---------- ENTRIES SHOWN

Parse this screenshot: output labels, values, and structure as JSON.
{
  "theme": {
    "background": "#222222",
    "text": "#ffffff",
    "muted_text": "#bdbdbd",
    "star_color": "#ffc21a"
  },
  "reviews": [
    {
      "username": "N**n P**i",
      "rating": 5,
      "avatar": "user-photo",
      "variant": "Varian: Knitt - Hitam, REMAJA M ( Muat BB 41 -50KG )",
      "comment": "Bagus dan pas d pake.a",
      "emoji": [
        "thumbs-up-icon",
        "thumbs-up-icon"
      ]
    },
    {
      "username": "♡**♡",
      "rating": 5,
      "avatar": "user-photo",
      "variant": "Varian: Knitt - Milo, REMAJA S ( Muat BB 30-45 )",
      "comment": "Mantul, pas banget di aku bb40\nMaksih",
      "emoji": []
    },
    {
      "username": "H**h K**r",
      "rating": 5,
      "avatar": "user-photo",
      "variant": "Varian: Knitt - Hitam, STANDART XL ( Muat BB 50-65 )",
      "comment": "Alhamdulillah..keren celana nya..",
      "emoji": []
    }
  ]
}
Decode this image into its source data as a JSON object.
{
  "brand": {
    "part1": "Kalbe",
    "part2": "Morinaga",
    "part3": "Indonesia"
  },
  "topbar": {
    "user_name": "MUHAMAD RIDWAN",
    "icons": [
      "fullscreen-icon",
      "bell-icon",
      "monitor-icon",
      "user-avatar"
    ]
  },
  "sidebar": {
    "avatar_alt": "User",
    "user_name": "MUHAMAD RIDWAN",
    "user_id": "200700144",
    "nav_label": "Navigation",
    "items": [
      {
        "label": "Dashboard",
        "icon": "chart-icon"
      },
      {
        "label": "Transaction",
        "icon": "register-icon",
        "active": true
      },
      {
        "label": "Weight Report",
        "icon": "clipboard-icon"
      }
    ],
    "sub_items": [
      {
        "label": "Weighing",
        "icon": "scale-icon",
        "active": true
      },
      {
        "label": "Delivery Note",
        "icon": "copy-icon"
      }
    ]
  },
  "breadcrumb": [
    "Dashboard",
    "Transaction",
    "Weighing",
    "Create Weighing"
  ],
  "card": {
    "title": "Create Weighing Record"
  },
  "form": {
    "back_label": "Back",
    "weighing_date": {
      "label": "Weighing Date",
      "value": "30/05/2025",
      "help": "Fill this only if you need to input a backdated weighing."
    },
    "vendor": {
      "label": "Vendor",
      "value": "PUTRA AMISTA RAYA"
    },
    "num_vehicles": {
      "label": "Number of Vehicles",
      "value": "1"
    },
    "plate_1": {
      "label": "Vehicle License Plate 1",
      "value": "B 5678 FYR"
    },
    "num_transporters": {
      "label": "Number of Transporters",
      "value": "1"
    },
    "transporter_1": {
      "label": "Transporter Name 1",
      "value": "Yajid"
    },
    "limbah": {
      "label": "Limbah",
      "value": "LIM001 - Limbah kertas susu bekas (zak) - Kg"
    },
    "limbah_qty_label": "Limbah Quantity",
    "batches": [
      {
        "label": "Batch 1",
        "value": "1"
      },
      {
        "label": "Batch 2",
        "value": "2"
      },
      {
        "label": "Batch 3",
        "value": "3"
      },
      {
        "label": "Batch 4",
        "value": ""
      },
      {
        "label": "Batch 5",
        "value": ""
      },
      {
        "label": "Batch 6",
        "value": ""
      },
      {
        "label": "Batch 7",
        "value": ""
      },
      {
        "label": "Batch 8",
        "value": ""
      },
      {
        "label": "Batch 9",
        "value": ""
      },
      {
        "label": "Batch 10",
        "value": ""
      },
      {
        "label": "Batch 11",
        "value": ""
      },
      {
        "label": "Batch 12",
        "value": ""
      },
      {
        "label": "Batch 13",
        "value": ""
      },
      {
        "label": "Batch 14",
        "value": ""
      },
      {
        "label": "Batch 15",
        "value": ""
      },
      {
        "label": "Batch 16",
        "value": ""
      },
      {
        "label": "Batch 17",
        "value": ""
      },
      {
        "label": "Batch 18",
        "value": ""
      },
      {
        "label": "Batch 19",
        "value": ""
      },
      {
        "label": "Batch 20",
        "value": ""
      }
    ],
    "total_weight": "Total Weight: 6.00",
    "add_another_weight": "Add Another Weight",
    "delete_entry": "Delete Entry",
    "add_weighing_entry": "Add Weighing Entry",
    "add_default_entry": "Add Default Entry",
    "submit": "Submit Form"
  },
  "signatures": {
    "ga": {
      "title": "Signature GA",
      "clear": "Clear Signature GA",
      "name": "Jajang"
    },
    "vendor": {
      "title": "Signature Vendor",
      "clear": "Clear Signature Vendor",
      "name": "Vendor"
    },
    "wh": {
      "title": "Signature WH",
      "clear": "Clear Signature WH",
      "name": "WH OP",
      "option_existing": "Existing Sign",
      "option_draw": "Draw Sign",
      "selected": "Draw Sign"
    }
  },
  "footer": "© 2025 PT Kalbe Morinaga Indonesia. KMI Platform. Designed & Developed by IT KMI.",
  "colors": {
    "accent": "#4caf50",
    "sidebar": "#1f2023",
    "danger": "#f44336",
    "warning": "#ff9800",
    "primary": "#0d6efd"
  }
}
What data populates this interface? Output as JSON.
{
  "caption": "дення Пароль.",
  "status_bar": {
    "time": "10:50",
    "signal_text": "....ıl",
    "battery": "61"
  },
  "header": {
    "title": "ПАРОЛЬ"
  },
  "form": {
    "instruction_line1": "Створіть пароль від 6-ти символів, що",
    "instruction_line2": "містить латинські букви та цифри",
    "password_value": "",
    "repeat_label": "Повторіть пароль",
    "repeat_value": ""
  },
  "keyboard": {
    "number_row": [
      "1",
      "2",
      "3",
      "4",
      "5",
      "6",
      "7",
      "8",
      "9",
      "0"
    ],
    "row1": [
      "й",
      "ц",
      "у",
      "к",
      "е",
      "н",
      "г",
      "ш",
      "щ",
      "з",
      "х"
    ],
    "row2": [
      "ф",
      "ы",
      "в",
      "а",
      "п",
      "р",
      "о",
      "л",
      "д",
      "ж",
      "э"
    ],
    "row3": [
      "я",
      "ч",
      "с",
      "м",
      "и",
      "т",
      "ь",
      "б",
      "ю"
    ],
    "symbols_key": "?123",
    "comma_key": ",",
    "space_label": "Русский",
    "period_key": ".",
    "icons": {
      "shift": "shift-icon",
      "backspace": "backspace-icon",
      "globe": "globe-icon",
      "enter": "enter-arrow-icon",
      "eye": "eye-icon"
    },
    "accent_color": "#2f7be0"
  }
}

--------------------

Write out the records shown above, exactly as they appear.

Parse this screenshot: output labels, values, and structure as JSON.
{
  "theme": {
    "background": "#222222",
    "text": "#ffffff",
    "muted_text": "#bdbdbd",
    "star_color": "#ffc21a"
  },
  "reviews": [
    {
      "username": "N**n P**i",
      "rating": 5,
      "avatar": "user-photo",
      "variant": "Varian: Knitt - Hitam, REMAJA M ( Muat BB 41 -50KG )",
      "comment": "Bagus dan pas d pake.a",
      "emoji": [
        "thumbs-up-icon",
        "thumbs-up-icon"
      ]
    },
    {
      "username": "♡**♡",
      "rating": 5,
      "avatar": "user-photo",
      "variant": "Varian: Knitt - Milo, REMAJA S ( Muat BB 30-45 )",
      "comment": "Mantul, pas banget di aku bb40\nMaksih",
      "emoji": []
    },
    {
      "username": "H**h K**r",
      "rating": 5,
      "avatar": "user-photo",
      "variant": "Varian: Knitt - Hitam, STANDART XL ( Muat BB 50-65 )",
      "comment": "Alhamdulillah..keren celana nya..",
      "emoji": []
    }
  ]
}
Decode this image into its source data as a JSON object.
{
  "brand": {
    "part1": "Kalbe",
    "part2": "Morinaga",
    "part3": "Indonesia"
  },
  "topbar": {
    "user_name": "MUHAMAD RIDWAN",
    "icons": [
      "fullscreen-icon",
      "bell-icon",
      "monitor-icon",
      "user-avatar"
    ]
  },
  "sidebar": {
    "avatar_alt": "User",
    "user_name": "MUHAMAD RIDWAN",
    "user_id": "200700144",
    "nav_label": "Navigation",
    "items": [
      {
        "label": "Dashboard",
        "icon": "chart-icon"
      },
      {
        "label": "Transaction",
        "icon": "register-icon",
        "active": true
      },
      {
        "label": "Weight Report",
        "icon": "clipboard-icon"
      }
    ],
    "sub_items": [
      {
        "label": "Weighing",
        "icon": "scale-icon",
        "active": true
      },
      {
        "label": "Delivery Note",
        "icon": "copy-icon"
      }
    ]
  },
  "breadcrumb": [
    "Dashboard",
    "Transaction",
    "Weighing",
    "Create Weighing"
  ],
  "card": {
    "title": "Create Weighing Record"
  },
  "form": {
    "back_label": "Back",
    "weighing_date": {
      "label": "Weighing Date",
      "value": "30/05/2025",
      "help": "Fill this only if you need to input a backdated weighing."
    },
    "vendor": {
      "label": "Vendor",
      "value": "PUTRA AMISTA RAYA"
    },
    "num_vehicles": {
      "label": "Number of Vehicles",
      "value": "1"
    },
    "plate_1": {
      "label": "Vehicle License Plate 1",
      "value": "B 5678 FYR"
    },
    "num_transporters": {
      "label": "Number of Transporters",
      "value": "1"
    },
    "transporter_1": {
      "label": "Transporter Name 1",
      "value": "Yajid"
    },
    "limbah": {
      "label": "Limbah",
      "value": "LIM001 - Limbah kertas susu bekas (zak) - Kg"
    },
    "limbah_qty_label": "Limbah Quantity",
    "batches": [
      {
        "label": "Batch 1",
        "value": "1"
      },
      {
        "label": "Batch 2",
        "value": "2"
      },
      {
        "label": "Batch 3",
        "value": "3"
      },
      {
        "label": "Batch 4",
        "value": ""
      },
      {
        "label": "Batch 5",
        "value": ""
      },
      {
        "label": "Batch 6",
        "value": ""
      },
      {
        "label": "Batch 7",
        "value": ""
      },
      {
        "label": "Batch 8",
        "value": ""
      },
      {
        "label": "Batch 9",
        "value": ""
      },
      {
        "label": "Batch 10",
        "value": ""
      },
      {
        "label": "Batch 11",
        "value": ""
      },
      {
        "label": "Batch 12",
        "value": ""
      },
      {
        "label": "Batch 13",
        "value": ""
      },
      {
        "label": "Batch 14",
        "value": ""
      },
      {
        "label": "Batch 15",
        "value": ""
      },
      {
        "label": "Batch 16",
        "value": ""
      },
      {
        "label": "Batch 17",
        "value": ""
      },
      {
        "label": "Batch 18",
        "value": ""
      },
      {
        "label": "Batch 19",
        "value": ""
      },
      {
        "label": "Batch 20",
        "value": ""
      }
    ],
    "total_weight": "Total Weight: 6.00",
    "add_another_weight": "Add Another Weight",
    "delete_entry": "Delete Entry",
    "add_weighing_entry": "Add Weighing Entry",
    "add_default_entry": "Add Default Entry",
    "submit": "Submit Form"
  },
  "signatures": {
    "ga": {
      "title": "Signature GA",
      "clear": "Clear Signature GA",
      "name": "Jajang"
    },
    "vendor": {
      "title": "Signature Vendor",
      "clear": "Clear Signature Vendor",
      "name": "Vendor"
    },
    "wh": {
      "title": "Signature WH",
      "clear": "Clear Signature WH",
      "name": "WH OP",
      "option_existing": "Existing Sign",
      "option_draw": "Draw Sign",
      "selected": "Draw Sign"
    }
  },
  "footer": "© 2025 PT Kalbe Morinaga Indonesia. KMI Platform. Designed & Developed by IT KMI.",
  "colors": {
    "accent": "#4caf50",
    "sidebar": "#1f2023",
    "danger": "#f44336",
    "warning": "#ff9800",
    "primary": "#0d6efd"
  }
}
What data populates this interface? Output as JSON.
{
  "caption": "дення Пароль.",
  "status_bar": {
    "time": "10:50",
    "signal_text": "....ıl",
    "battery": "61"
  },
  "header": {
    "title": "ПАРОЛЬ"
  },
  "form": {
    "instruction_line1": "Створіть пароль від 6-ти символів, що",
    "instruction_line2": "містить латинські букви та цифри",
    "password_value": "",
    "repeat_label": "Повторіть пароль",
    "repeat_value": ""
  },
  "keyboard": {
    "number_row": [
      "1",
      "2",
      "3",
      "4",
      "5",
      "6",
      "7",
      "8",
      "9",
      "0"
    ],
    "row1": [
      "й",
      "ц",
      "у",
      "к",
      "е",
      "н",
      "г",
      "ш",
      "щ",
      "з",
      "х"
    ],
    "row2": [
      "ф",
      "ы",
      "в",
      "а",
      "п",
      "р",
      "о",
      "л",
      "д",
      "ж",
      "э"
    ],
    "row3": [
      "я",
      "ч",
      "с",
      "м",
      "и",
      "т",
      "ь",
      "б",
      "ю"
    ],
    "symbols_key": "?123",
    "comma_key": ",",
    "space_label": "Русский",
    "period_key": ".",
    "icons": {
      "shift": "shift-icon",
      "backspace": "backspace-icon",
      "globe": "globe-icon",
      "enter": "enter-arrow-icon",
      "eye": "eye-icon"
    },
    "accent_color": "#2f7be0"
  }
}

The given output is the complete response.